DATA PROVIDED:
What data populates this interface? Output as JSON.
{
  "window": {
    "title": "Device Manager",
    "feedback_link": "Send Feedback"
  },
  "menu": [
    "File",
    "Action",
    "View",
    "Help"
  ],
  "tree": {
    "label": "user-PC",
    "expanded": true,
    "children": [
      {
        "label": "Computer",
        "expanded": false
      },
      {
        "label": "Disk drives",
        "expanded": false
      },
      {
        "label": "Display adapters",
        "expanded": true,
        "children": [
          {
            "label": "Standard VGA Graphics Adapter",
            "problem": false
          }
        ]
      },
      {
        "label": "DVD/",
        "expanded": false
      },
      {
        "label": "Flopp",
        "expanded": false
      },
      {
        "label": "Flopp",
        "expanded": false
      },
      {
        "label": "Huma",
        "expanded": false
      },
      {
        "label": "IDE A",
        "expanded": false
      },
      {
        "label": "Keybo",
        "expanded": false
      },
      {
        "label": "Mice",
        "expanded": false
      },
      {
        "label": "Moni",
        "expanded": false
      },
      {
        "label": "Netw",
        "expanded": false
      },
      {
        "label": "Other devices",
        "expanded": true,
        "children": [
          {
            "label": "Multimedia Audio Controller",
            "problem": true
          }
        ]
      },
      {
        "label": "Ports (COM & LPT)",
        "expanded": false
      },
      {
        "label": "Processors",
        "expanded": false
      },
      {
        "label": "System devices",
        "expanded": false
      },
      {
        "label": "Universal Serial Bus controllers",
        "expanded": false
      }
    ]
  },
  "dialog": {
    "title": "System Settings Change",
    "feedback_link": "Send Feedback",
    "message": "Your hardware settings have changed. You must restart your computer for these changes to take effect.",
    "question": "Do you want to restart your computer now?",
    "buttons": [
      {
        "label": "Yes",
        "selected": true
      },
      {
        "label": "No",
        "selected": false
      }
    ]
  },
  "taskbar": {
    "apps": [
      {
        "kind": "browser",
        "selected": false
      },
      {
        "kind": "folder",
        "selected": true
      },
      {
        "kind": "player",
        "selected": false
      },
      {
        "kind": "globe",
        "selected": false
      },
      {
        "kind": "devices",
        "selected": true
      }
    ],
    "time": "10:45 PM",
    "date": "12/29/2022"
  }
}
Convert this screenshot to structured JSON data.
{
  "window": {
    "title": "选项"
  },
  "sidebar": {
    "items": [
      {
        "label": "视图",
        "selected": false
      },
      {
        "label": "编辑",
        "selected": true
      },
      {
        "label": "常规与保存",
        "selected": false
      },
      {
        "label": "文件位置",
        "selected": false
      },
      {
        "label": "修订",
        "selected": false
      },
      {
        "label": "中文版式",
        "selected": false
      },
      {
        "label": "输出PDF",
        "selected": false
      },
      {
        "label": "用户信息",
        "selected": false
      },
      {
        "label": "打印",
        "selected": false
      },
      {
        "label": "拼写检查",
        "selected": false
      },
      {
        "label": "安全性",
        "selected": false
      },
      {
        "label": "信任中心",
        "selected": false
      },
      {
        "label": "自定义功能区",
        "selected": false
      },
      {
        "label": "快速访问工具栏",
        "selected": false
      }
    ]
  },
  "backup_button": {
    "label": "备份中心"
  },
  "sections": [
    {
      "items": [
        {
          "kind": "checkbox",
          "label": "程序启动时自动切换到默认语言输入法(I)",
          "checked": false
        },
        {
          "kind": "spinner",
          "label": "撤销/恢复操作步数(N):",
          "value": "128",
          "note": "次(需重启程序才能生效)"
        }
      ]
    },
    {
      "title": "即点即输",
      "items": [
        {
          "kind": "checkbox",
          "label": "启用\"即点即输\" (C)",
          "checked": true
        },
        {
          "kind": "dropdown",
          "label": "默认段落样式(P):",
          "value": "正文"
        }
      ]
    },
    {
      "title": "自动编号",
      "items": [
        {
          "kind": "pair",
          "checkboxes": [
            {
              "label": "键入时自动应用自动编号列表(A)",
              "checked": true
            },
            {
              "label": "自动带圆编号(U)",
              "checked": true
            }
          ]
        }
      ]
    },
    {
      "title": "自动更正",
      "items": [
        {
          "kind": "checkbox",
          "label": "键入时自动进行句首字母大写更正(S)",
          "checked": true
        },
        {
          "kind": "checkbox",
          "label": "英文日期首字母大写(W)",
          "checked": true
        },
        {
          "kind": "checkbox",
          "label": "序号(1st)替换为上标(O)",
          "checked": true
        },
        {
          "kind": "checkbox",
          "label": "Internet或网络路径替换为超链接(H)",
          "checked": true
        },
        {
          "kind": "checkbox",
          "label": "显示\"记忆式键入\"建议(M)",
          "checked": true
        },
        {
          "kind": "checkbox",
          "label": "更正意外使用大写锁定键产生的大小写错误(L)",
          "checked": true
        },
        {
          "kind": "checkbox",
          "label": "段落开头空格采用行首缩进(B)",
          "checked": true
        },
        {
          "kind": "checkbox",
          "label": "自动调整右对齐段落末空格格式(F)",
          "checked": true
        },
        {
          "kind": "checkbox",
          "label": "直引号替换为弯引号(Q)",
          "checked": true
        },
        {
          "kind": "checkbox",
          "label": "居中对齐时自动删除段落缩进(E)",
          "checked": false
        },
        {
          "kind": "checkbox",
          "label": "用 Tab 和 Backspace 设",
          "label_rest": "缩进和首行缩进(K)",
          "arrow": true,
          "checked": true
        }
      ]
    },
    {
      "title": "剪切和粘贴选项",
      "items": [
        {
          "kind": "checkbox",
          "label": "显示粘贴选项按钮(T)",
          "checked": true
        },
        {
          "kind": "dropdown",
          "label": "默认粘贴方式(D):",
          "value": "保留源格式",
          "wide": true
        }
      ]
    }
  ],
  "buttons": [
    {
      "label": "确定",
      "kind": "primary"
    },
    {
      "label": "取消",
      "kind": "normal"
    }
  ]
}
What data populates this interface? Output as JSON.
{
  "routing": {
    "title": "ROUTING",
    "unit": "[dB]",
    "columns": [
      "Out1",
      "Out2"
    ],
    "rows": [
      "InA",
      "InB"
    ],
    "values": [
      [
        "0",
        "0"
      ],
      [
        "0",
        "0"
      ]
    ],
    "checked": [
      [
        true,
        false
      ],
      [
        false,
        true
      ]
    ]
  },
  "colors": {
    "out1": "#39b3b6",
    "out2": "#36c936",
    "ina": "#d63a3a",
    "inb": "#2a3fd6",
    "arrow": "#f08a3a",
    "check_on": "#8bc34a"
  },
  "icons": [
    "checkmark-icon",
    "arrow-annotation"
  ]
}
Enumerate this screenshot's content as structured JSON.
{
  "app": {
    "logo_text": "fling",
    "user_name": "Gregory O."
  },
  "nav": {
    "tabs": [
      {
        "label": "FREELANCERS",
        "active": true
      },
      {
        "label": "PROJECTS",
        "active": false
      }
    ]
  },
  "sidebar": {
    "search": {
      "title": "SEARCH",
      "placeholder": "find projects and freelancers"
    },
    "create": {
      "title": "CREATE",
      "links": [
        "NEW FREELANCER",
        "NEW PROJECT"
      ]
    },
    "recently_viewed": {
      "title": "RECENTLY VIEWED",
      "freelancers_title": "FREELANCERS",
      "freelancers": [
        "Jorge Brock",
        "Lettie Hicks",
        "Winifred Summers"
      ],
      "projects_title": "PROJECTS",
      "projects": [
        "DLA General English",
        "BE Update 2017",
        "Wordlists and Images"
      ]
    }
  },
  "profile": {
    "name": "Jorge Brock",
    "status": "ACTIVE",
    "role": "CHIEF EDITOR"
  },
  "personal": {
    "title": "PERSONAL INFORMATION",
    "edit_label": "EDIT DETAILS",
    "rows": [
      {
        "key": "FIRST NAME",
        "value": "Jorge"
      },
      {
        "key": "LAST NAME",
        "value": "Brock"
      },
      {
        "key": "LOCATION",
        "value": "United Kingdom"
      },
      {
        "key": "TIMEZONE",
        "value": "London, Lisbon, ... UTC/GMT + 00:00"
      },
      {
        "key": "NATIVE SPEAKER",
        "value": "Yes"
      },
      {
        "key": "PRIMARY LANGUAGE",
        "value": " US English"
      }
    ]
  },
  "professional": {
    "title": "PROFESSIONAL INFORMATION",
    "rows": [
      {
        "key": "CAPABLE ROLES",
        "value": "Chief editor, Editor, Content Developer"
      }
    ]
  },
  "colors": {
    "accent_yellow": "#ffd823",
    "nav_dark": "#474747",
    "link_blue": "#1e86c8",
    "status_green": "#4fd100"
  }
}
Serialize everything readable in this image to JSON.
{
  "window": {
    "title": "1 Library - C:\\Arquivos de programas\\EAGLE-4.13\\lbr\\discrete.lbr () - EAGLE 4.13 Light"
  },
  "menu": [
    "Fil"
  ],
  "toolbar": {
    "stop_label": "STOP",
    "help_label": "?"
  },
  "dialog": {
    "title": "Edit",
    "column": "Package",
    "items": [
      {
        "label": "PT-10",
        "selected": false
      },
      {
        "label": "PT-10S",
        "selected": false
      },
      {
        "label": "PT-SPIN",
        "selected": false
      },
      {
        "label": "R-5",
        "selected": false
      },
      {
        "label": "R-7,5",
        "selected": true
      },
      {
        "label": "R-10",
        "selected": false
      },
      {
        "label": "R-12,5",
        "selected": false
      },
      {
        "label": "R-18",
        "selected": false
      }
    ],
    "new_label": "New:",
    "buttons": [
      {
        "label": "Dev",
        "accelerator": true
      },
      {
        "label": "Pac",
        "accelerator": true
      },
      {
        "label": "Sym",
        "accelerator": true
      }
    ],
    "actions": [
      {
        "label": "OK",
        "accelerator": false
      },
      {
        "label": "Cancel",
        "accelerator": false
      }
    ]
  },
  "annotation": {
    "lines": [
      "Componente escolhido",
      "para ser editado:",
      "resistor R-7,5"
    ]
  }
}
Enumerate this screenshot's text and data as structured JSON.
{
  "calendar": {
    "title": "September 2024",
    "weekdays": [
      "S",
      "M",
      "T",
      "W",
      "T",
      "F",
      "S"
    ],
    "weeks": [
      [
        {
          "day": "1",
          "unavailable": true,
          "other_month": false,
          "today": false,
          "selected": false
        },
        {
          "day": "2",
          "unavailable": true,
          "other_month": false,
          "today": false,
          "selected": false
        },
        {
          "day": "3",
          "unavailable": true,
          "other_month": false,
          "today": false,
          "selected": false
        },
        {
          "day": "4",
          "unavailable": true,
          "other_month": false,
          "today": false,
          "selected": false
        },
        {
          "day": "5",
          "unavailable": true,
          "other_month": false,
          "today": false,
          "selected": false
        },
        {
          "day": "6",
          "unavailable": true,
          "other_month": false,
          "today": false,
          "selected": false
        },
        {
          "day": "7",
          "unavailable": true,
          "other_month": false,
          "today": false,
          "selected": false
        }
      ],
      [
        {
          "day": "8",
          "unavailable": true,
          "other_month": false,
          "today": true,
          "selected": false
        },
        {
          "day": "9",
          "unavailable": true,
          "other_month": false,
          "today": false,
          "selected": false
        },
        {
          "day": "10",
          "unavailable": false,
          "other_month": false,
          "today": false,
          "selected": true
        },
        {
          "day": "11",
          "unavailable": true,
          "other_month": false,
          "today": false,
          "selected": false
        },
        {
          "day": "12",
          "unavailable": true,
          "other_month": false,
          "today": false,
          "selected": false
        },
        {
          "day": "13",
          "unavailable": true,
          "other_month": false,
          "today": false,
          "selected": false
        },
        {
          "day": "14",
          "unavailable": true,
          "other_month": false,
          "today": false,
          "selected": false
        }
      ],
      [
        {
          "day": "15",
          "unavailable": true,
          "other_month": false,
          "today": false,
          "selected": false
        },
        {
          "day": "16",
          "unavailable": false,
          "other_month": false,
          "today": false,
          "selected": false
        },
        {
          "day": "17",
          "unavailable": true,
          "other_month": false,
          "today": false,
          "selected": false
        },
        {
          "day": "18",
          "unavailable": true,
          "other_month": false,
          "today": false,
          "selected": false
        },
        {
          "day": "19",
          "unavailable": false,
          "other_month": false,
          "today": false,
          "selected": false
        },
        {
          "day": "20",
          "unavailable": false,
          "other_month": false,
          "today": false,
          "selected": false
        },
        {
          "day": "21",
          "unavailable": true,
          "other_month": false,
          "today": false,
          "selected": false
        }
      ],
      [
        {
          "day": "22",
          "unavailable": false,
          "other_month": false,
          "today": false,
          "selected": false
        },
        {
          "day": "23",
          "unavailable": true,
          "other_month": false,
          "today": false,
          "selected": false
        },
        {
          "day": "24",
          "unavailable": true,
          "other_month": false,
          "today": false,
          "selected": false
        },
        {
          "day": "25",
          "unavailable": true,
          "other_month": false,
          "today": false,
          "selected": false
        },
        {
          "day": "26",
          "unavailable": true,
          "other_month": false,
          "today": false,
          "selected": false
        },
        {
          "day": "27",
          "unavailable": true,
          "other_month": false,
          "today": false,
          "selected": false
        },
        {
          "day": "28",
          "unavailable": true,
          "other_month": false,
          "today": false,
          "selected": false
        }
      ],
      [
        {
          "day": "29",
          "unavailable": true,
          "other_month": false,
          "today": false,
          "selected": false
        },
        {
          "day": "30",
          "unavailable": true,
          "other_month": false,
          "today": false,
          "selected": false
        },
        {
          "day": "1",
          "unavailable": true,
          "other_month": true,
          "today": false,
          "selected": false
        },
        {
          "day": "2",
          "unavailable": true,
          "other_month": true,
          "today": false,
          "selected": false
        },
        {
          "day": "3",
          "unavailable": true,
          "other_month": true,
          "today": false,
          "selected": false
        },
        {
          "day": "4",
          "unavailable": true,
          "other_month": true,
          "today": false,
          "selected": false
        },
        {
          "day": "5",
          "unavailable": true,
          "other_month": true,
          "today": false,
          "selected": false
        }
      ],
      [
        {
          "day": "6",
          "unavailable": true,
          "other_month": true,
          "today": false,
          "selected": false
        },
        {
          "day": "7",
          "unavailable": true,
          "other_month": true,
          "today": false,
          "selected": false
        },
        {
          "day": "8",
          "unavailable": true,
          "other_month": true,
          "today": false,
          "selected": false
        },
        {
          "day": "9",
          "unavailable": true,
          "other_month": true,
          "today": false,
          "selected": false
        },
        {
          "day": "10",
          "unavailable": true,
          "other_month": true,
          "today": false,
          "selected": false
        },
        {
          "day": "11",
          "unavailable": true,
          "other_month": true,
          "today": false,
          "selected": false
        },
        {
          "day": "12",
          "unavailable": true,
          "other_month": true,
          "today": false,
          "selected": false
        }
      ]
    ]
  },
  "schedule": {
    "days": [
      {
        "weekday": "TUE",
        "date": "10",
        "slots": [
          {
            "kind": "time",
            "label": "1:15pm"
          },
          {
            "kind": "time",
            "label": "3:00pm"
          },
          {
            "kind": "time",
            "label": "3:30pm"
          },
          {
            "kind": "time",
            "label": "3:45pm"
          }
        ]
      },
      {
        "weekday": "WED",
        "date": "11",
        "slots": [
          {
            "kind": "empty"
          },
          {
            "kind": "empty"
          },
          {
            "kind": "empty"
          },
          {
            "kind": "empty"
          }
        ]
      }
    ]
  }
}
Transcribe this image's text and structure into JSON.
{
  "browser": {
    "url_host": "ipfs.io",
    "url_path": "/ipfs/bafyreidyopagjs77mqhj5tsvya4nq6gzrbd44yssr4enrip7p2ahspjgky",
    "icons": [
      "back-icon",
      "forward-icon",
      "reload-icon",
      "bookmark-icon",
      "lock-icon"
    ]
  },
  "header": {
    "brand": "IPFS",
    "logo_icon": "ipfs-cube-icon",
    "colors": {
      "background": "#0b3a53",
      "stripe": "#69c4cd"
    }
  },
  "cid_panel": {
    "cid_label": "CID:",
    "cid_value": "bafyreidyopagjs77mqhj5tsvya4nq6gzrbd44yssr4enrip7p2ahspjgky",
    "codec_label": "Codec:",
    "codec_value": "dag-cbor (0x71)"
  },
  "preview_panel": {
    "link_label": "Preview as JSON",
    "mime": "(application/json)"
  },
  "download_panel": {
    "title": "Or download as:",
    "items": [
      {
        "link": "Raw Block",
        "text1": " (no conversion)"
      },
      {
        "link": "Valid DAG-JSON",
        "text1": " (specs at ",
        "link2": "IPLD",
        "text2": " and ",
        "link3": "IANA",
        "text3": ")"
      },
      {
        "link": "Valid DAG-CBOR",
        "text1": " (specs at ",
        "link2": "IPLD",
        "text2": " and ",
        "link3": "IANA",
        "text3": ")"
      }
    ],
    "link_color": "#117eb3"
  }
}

REQUIREMENTS:
Identify and copy the lines holding the word "this".

TASK SOLUTION:
What data populates this interface? Output as JSON.
Convert this screenshot to structured JSON data.
What data populates this interface? Output as JSON.
Enumerate this screenshot's content as structured JSON.
Serialize everything readable in this image to JSON.
Enumerate this screenshot's text and data as structured JSON.
Transcribe this image's text and structure into JSON.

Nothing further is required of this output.